» **TASK STATEMENT**:
Present every line in which the string "указатель" appears.
(begin)
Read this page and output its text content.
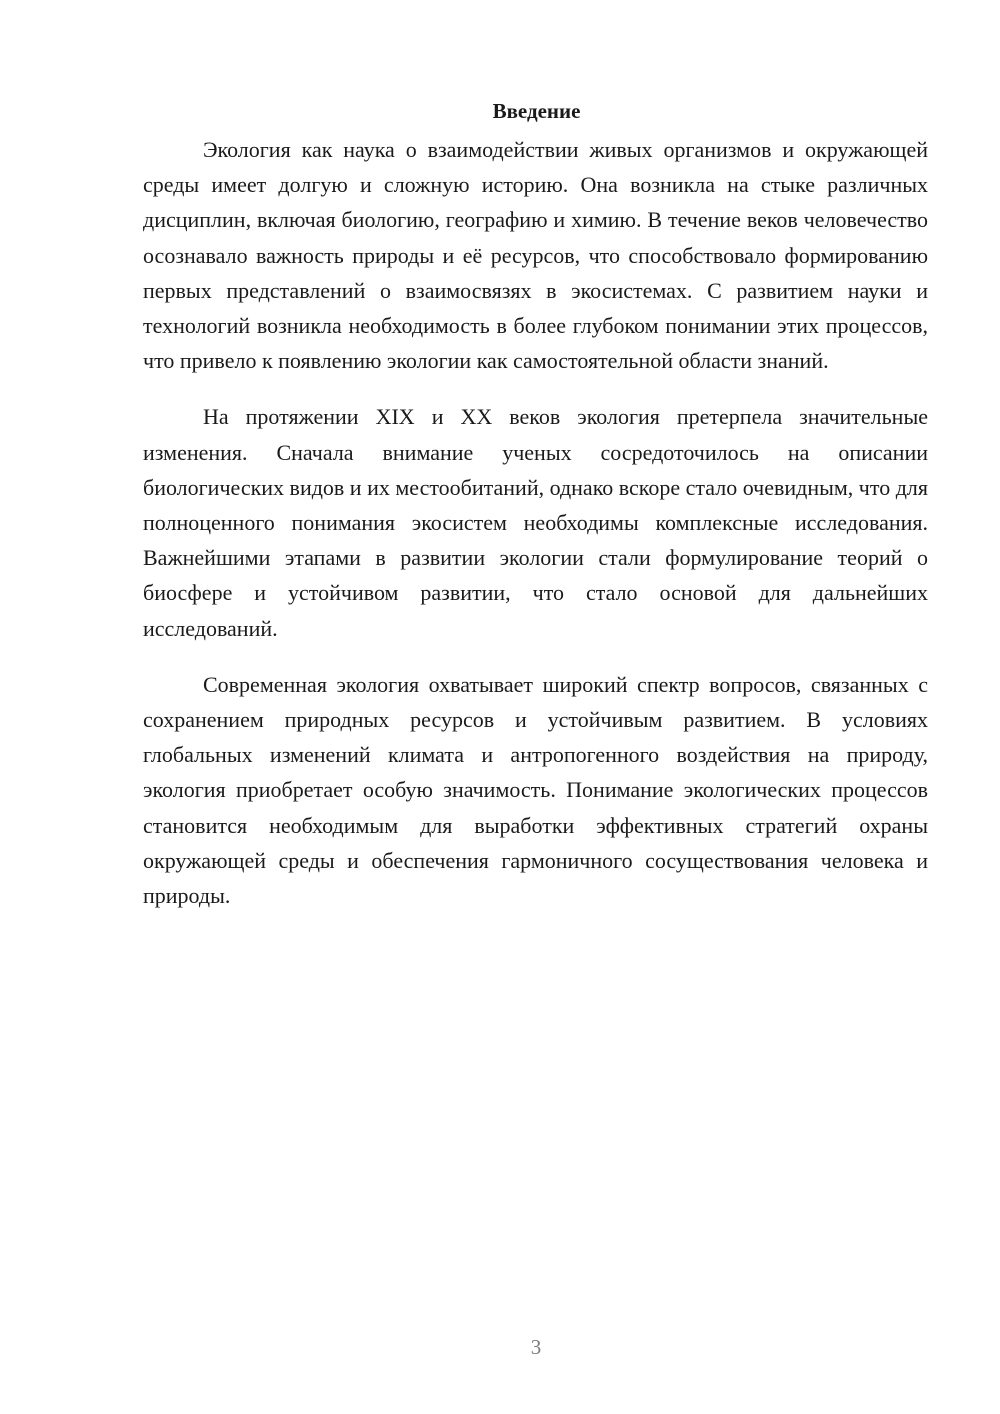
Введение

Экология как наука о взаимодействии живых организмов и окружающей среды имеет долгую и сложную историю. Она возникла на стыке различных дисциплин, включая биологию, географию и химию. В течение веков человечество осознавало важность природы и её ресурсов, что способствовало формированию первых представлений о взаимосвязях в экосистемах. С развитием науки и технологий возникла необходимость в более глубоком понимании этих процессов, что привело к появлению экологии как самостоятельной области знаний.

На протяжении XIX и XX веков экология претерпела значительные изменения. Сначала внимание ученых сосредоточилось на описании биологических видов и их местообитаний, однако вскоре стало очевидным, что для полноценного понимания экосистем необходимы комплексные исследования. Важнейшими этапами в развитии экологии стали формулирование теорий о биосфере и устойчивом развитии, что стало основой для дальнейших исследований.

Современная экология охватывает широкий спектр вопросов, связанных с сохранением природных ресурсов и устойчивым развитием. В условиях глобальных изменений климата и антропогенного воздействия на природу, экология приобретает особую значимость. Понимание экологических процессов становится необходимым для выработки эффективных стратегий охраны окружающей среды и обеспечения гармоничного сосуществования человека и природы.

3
(end)
(begin)
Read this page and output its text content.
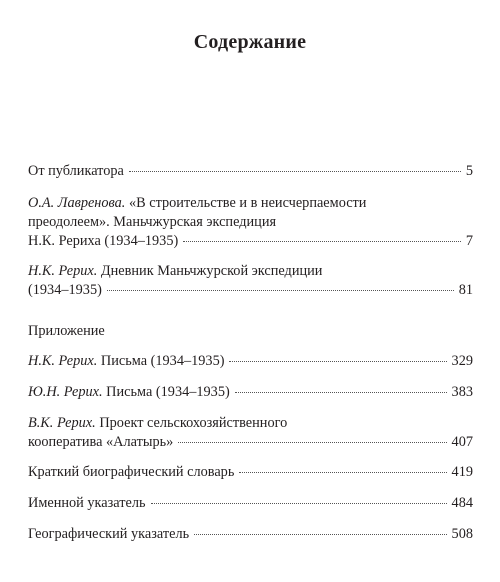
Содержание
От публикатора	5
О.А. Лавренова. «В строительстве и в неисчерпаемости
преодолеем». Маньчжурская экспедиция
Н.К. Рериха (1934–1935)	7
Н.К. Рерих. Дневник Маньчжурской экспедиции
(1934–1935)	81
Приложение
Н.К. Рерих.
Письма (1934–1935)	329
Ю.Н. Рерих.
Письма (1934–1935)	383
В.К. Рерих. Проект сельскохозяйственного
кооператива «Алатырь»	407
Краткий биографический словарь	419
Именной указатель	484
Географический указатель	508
(end)
» **ANSWER IN FULL**:
Именной указатель	484
Географический указатель	508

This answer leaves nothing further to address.